[Problem description]: Rewrite the lines from the one containing "Localize all elements." through the one containing "tick-label-200: 200 (190, 619, 222, 638)", both included, as a numbered list, leaving out any blank lines.

-- START OF Listed entries --

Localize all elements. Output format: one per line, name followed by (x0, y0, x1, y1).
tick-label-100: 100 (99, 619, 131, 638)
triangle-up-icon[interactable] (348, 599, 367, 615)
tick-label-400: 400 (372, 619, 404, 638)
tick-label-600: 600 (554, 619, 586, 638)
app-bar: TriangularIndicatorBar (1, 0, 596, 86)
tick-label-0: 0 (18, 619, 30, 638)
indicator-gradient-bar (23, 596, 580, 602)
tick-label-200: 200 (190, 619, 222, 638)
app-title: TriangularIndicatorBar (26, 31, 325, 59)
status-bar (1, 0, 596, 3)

-- END OF Listed entries --
-- START OF Listed entries --

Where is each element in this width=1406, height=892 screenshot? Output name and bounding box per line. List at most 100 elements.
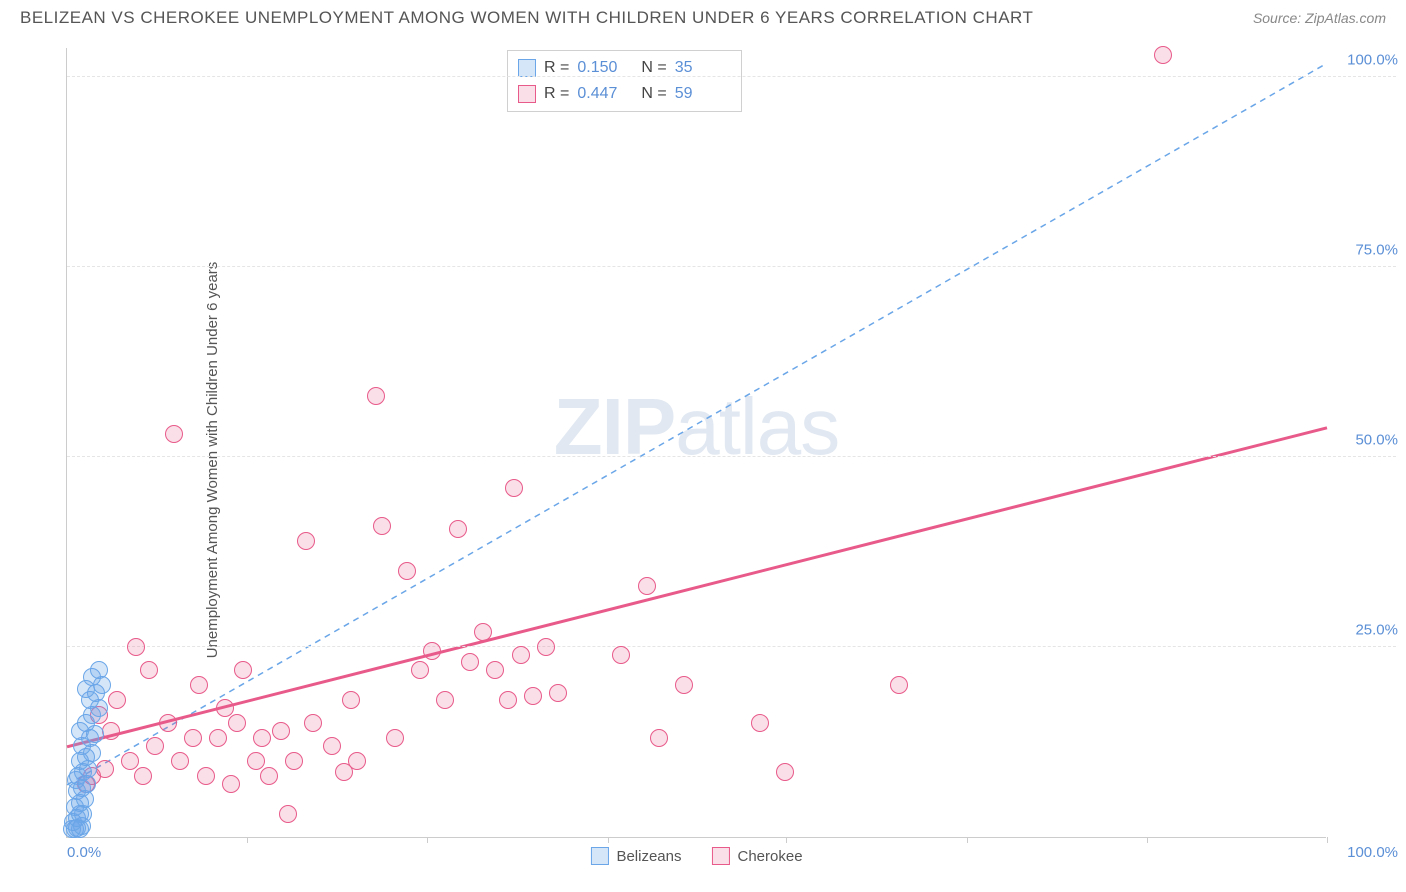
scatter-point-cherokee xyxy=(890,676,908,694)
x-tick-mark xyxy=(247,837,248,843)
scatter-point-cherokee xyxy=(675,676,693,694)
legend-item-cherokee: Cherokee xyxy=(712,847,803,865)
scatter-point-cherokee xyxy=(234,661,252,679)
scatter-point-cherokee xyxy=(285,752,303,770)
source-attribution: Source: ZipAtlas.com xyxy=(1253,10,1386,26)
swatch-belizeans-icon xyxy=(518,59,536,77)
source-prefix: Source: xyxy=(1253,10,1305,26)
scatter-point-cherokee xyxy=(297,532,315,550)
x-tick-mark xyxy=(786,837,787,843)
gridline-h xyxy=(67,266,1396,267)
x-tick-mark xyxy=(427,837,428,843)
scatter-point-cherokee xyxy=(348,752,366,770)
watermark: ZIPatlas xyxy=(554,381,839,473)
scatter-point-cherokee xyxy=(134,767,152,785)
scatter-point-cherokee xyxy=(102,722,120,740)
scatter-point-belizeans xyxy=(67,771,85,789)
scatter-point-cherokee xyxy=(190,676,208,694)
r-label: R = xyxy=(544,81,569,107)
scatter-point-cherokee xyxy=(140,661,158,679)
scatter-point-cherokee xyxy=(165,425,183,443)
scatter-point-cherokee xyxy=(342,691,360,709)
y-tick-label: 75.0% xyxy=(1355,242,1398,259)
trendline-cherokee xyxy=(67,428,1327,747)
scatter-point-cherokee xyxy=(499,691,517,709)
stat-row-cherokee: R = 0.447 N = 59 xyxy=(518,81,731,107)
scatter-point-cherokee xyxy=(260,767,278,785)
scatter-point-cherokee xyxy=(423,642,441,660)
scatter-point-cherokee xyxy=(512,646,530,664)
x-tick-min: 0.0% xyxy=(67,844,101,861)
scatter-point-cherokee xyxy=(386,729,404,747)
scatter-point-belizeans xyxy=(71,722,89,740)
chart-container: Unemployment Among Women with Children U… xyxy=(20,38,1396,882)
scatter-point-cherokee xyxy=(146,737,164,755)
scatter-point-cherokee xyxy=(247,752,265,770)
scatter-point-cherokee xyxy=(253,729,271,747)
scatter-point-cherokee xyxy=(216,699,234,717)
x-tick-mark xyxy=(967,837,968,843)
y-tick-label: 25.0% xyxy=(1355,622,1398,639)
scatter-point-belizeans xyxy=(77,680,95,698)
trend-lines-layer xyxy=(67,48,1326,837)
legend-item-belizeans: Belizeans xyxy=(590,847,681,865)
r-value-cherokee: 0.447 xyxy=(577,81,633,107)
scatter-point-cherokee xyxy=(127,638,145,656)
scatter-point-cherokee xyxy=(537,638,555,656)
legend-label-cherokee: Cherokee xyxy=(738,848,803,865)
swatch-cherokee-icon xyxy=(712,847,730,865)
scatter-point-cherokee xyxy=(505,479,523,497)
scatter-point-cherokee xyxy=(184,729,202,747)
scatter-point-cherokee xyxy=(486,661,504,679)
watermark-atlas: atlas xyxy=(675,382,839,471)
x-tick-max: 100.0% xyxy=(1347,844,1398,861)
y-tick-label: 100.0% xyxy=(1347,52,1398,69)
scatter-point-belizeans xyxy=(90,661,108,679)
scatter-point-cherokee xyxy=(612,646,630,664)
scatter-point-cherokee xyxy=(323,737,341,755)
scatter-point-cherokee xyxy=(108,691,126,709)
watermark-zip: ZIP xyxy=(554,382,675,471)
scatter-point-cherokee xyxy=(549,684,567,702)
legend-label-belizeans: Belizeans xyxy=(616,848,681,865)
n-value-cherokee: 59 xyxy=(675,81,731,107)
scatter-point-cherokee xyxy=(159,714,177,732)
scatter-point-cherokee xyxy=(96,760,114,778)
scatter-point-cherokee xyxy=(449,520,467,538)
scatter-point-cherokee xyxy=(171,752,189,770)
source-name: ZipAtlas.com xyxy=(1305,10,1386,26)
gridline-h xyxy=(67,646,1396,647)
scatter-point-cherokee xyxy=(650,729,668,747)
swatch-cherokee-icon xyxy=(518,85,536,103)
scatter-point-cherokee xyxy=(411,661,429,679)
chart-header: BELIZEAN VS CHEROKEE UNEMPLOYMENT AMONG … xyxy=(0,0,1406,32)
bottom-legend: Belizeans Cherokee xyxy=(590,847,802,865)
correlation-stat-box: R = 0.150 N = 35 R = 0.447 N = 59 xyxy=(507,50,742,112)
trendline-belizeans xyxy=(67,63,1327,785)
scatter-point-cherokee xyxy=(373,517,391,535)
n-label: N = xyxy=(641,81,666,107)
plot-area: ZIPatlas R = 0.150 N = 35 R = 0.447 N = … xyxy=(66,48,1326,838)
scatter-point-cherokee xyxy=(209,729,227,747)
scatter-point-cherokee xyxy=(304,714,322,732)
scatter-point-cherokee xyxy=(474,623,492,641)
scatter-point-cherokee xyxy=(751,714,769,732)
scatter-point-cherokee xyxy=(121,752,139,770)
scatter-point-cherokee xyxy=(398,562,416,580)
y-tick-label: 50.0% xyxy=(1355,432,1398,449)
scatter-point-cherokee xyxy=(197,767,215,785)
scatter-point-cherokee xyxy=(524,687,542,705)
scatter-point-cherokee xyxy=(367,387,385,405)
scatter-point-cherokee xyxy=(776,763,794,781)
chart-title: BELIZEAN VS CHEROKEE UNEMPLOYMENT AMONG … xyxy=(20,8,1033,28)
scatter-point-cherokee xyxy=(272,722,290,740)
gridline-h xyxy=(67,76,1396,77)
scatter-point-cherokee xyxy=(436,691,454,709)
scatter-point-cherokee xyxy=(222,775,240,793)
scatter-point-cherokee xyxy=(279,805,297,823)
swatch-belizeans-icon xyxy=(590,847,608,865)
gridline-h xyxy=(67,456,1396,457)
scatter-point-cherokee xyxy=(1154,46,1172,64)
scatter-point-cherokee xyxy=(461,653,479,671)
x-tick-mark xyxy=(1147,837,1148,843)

-- END OF Listed entries --

[Reply]:
1. Localize all elements. Output format: one per line, name followed by (x0, y0, x1, y1).
2. tick-label-100: 100 (99, 619, 131, 638)
3. triangle-up-icon[interactable] (348, 599, 367, 615)
4. tick-label-400: 400 (372, 619, 404, 638)
5. tick-label-600: 600 (554, 619, 586, 638)
6. app-bar: TriangularIndicatorBar (1, 0, 596, 86)
7. tick-label-0: 0 (18, 619, 30, 638)
8. indicator-gradient-bar (23, 596, 580, 602)
9. tick-label-200: 200 (190, 619, 222, 638)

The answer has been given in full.